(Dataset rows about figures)
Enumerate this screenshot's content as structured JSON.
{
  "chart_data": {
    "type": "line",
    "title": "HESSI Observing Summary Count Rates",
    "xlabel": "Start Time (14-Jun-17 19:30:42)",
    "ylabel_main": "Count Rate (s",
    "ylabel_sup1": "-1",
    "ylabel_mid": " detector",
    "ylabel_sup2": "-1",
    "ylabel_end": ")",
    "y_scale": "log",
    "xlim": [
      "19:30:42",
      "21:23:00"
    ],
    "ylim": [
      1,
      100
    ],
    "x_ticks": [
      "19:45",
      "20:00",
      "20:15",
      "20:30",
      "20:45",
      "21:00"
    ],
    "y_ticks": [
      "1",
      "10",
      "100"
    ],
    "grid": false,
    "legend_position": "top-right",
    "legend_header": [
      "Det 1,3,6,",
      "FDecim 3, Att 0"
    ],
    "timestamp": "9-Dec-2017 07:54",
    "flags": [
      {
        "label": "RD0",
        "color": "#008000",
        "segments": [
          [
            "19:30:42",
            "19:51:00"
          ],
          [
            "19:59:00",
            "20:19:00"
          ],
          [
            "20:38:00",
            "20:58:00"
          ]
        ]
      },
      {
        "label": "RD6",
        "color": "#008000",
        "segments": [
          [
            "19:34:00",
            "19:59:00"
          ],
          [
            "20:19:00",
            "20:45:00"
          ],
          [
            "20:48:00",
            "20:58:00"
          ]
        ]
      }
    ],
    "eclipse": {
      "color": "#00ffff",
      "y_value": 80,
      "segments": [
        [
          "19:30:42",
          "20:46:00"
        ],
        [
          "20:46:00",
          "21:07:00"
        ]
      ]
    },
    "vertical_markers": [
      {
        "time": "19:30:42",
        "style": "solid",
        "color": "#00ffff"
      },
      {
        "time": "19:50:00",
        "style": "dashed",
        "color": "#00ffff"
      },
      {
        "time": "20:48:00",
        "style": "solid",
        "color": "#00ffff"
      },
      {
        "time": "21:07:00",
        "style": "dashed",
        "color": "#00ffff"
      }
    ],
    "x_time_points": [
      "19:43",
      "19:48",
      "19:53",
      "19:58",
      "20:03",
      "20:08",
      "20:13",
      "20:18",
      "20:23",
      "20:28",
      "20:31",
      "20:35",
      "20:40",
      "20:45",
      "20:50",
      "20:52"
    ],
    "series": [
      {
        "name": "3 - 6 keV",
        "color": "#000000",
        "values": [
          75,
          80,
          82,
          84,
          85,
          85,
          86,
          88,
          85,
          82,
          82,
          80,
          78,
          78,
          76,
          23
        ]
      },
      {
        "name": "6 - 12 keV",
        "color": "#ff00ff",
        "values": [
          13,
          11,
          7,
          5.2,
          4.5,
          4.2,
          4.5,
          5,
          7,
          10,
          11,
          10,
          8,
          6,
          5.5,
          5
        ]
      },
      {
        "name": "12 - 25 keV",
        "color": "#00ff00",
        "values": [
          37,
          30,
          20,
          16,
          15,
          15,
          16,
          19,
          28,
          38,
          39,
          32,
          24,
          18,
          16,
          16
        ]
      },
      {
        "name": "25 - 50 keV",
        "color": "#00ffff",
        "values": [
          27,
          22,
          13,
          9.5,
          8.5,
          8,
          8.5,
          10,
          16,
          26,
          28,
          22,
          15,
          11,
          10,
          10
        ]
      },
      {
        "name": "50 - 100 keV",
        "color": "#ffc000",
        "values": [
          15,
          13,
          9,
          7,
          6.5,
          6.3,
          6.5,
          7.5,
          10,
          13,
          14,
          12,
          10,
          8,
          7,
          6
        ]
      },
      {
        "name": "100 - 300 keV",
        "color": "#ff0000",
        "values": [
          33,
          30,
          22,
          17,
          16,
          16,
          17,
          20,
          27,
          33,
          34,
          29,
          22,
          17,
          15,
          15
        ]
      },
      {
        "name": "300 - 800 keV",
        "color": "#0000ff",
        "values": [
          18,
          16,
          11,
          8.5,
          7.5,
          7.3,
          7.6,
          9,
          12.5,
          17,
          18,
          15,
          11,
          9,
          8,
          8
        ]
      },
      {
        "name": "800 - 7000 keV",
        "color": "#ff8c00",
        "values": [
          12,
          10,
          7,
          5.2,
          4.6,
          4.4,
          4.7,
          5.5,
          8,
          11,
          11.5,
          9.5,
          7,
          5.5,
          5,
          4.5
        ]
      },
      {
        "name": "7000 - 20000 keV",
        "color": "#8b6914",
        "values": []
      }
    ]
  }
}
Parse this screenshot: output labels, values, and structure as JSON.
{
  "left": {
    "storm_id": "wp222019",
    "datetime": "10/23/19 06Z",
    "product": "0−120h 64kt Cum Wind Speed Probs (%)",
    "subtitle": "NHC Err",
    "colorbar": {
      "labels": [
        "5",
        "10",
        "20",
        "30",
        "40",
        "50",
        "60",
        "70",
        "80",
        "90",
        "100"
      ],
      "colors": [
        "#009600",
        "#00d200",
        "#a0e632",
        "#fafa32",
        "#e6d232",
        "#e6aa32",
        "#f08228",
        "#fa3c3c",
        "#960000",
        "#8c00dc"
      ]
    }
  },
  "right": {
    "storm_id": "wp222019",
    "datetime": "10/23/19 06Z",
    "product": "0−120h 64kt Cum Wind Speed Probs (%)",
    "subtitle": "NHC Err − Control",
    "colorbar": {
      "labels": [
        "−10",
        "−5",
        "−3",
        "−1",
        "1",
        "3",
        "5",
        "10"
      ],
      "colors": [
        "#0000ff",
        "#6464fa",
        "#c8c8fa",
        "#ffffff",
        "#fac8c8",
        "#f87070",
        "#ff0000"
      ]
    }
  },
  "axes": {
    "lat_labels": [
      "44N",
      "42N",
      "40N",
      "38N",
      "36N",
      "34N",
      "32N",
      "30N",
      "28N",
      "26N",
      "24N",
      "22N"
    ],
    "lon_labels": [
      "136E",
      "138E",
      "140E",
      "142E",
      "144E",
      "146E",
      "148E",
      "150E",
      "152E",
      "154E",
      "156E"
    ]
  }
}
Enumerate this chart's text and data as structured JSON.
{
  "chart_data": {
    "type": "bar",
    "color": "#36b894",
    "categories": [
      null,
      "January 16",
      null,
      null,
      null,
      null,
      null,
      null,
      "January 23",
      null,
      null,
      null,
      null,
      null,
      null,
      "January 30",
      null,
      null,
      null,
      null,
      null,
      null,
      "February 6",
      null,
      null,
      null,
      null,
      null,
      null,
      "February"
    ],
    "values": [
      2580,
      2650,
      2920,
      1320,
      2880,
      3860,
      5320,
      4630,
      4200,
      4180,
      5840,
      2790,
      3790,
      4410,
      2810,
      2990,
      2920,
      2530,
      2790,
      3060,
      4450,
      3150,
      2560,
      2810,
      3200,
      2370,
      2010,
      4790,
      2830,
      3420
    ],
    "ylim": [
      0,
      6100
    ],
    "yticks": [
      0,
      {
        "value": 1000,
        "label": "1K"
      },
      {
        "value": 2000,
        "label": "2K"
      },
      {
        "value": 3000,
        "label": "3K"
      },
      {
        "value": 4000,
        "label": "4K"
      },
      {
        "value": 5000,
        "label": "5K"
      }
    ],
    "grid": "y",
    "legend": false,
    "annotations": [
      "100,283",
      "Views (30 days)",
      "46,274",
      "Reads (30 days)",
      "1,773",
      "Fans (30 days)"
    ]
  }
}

GIVEN TASK. Write the listing out again, exactly as shown above.

REPLY.
Enumerate this screenshot's content as structured JSON.
{
  "chart_data": {
    "type": "line",
    "title": "HESSI Observing Summary Count Rates",
    "xlabel": "Start Time (14-Jun-17 19:30:42)",
    "ylabel_main": "Count Rate (s",
    "ylabel_sup1": "-1",
    "ylabel_mid": " detector",
    "ylabel_sup2": "-1",
    "ylabel_end": ")",
    "y_scale": "log",
    "xlim": [
      "19:30:42",
      "21:23:00"
    ],
    "ylim": [
      1,
      100
    ],
    "x_ticks": [
      "19:45",
      "20:00",
      "20:15",
      "20:30",
      "20:45",
      "21:00"
    ],
    "y_ticks": [
      "1",
      "10",
      "100"
    ],
    "grid": false,
    "legend_position": "top-right",
    "legend_header": [
      "Det 1,3,6,",
      "FDecim 3, Att 0"
    ],
    "timestamp": "9-Dec-2017 07:54",
    "flags": [
      {
        "label": "RD0",
        "color": "#008000",
        "segments": [
          [
            "19:30:42",
            "19:51:00"
          ],
          [
            "19:59:00",
            "20:19:00"
          ],
          [
            "20:38:00",
            "20:58:00"
          ]
        ]
      },
      {
        "label": "RD6",
        "color": "#008000",
        "segments": [
          [
            "19:34:00",
            "19:59:00"
          ],
          [
            "20:19:00",
            "20:45:00"
          ],
          [
            "20:48:00",
            "20:58:00"
          ]
        ]
      }
    ],
    "eclipse": {
      "color": "#00ffff",
      "y_value": 80,
      "segments": [
        [
          "19:30:42",
          "20:46:00"
        ],
        [
          "20:46:00",
          "21:07:00"
        ]
      ]
    },
    "vertical_markers": [
      {
        "time": "19:30:42",
        "style": "solid",
        "color": "#00ffff"
      },
      {
        "time": "19:50:00",
        "style": "dashed",
        "color": "#00ffff"
      },
      {
        "time": "20:48:00",
        "style": "solid",
        "color": "#00ffff"
      },
      {
        "time": "21:07:00",
        "style": "dashed",
        "color": "#00ffff"
      }
    ],
    "x_time_points": [
      "19:43",
      "19:48",
      "19:53",
      "19:58",
      "20:03",
      "20:08",
      "20:13",
      "20:18",
      "20:23",
      "20:28",
      "20:31",
      "20:35",
      "20:40",
      "20:45",
      "20:50",
      "20:52"
    ],
    "series": [
      {
        "name": "3 - 6 keV",
        "color": "#000000",
        "values": [
          75,
          80,
          82,
          84,
          85,
          85,
          86,
          88,
          85,
          82,
          82,
          80,
          78,
          78,
          76,
          23
        ]
      },
      {
        "name": "6 - 12 keV",
        "color": "#ff00ff",
        "values": [
          13,
          11,
          7,
          5.2,
          4.5,
          4.2,
          4.5,
          5,
          7,
          10,
          11,
          10,
          8,
          6,
          5.5,
          5
        ]
      },
      {
        "name": "12 - 25 keV",
        "color": "#00ff00",
        "values": [
          37,
          30,
          20,
          16,
          15,
          15,
          16,
          19,
          28,
          38,
          39,
          32,
          24,
          18,
          16,
          16
        ]
      },
      {
        "name": "25 - 50 keV",
        "color": "#00ffff",
        "values": [
          27,
          22,
          13,
          9.5,
          8.5,
          8,
          8.5,
          10,
          16,
          26,
          28,
          22,
          15,
          11,
          10,
          10
        ]
      },
      {
        "name": "50 - 100 keV",
        "color": "#ffc000",
        "values": [
          15,
          13,
          9,
          7,
          6.5,
          6.3,
          6.5,
          7.5,
          10,
          13,
          14,
          12,
          10,
          8,
          7,
          6
        ]
      },
      {
        "name": "100 - 300 keV",
        "color": "#ff0000",
        "values": [
          33,
          30,
          22,
          17,
          16,
          16,
          17,
          20,
          27,
          33,
          34,
          29,
          22,
          17,
          15,
          15
        ]
      },
      {
        "name": "300 - 800 keV",
        "color": "#0000ff",
        "values": [
          18,
          16,
          11,
          8.5,
          7.5,
          7.3,
          7.6,
          9,
          12.5,
          17,
          18,
          15,
          11,
          9,
          8,
          8
        ]
      },
      {
        "name": "800 - 7000 keV",
        "color": "#ff8c00",
        "values": [
          12,
          10,
          7,
          5.2,
          4.6,
          4.4,
          4.7,
          5.5,
          8,
          11,
          11.5,
          9.5,
          7,
          5.5,
          5,
          4.5
        ]
      },
      {
        "name": "7000 - 20000 keV",
        "color": "#8b6914",
        "values": []
      }
    ]
  }
}
Parse this screenshot: output labels, values, and structure as JSON.
{
  "left": {
    "storm_id": "wp222019",
    "datetime": "10/23/19 06Z",
    "product": "0−120h 64kt Cum Wind Speed Probs (%)",
    "subtitle": "NHC Err",
    "colorbar": {
      "labels": [
        "5",
        "10",
        "20",
        "30",
        "40",
        "50",
        "60",
        "70",
        "80",
        "90",
        "100"
      ],
      "colors": [
        "#009600",
        "#00d200",
        "#a0e632",
        "#fafa32",
        "#e6d232",
        "#e6aa32",
        "#f08228",
        "#fa3c3c",
        "#960000",
        "#8c00dc"
      ]
    }
  },
  "right": {
    "storm_id": "wp222019",
    "datetime": "10/23/19 06Z",
    "product": "0−120h 64kt Cum Wind Speed Probs (%)",
    "subtitle": "NHC Err − Control",
    "colorbar": {
      "labels": [
        "−10",
        "−5",
        "−3",
        "−1",
        "1",
        "3",
        "5",
        "10"
      ],
      "colors": [
        "#0000ff",
        "#6464fa",
        "#c8c8fa",
        "#ffffff",
        "#fac8c8",
        "#f87070",
        "#ff0000"
      ]
    }
  },
  "axes": {
    "lat_labels": [
      "44N",
      "42N",
      "40N",
      "38N",
      "36N",
      "34N",
      "32N",
      "30N",
      "28N",
      "26N",
      "24N",
      "22N"
    ],
    "lon_labels": [
      "136E",
      "138E",
      "140E",
      "142E",
      "144E",
      "146E",
      "148E",
      "150E",
      "152E",
      "154E",
      "156E"
    ]
  }
}
Enumerate this chart's text and data as structured JSON.
{
  "chart_data": {
    "type": "bar",
    "color": "#36b894",
    "categories": [
      null,
      "January 16",
      null,
      null,
      null,
      null,
      null,
      null,
      "January 23",
      null,
      null,
      null,
      null,
      null,
      null,
      "January 30",
      null,
      null,
      null,
      null,
      null,
      null,
      "February 6",
      null,
      null,
      null,
      null,
      null,
      null,
      "February"
    ],
    "values": [
      2580,
      2650,
      2920,
      1320,
      2880,
      3860,
      5320,
      4630,
      4200,
      4180,
      5840,
      2790,
      3790,
      4410,
      2810,
      2990,
      2920,
      2530,
      2790,
      3060,
      4450,
      3150,
      2560,
      2810,
      3200,
      2370,
      2010,
      4790,
      2830,
      3420
    ],
    "ylim": [
      0,
      6100
    ],
    "yticks": [
      0,
      {
        "value": 1000,
        "label": "1K"
      },
      {
        "value": 2000,
        "label": "2K"
      },
      {
        "value": 3000,
        "label": "3K"
      },
      {
        "value": 4000,
        "label": "4K"
      },
      {
        "value": 5000,
        "label": "5K"
      }
    ],
    "grid": "y",
    "legend": false,
    "annotations": [
      "100,283",
      "Views (30 days)",
      "46,274",
      "Reads (30 days)",
      "1,773",
      "Fans (30 days)"
    ]
  }
}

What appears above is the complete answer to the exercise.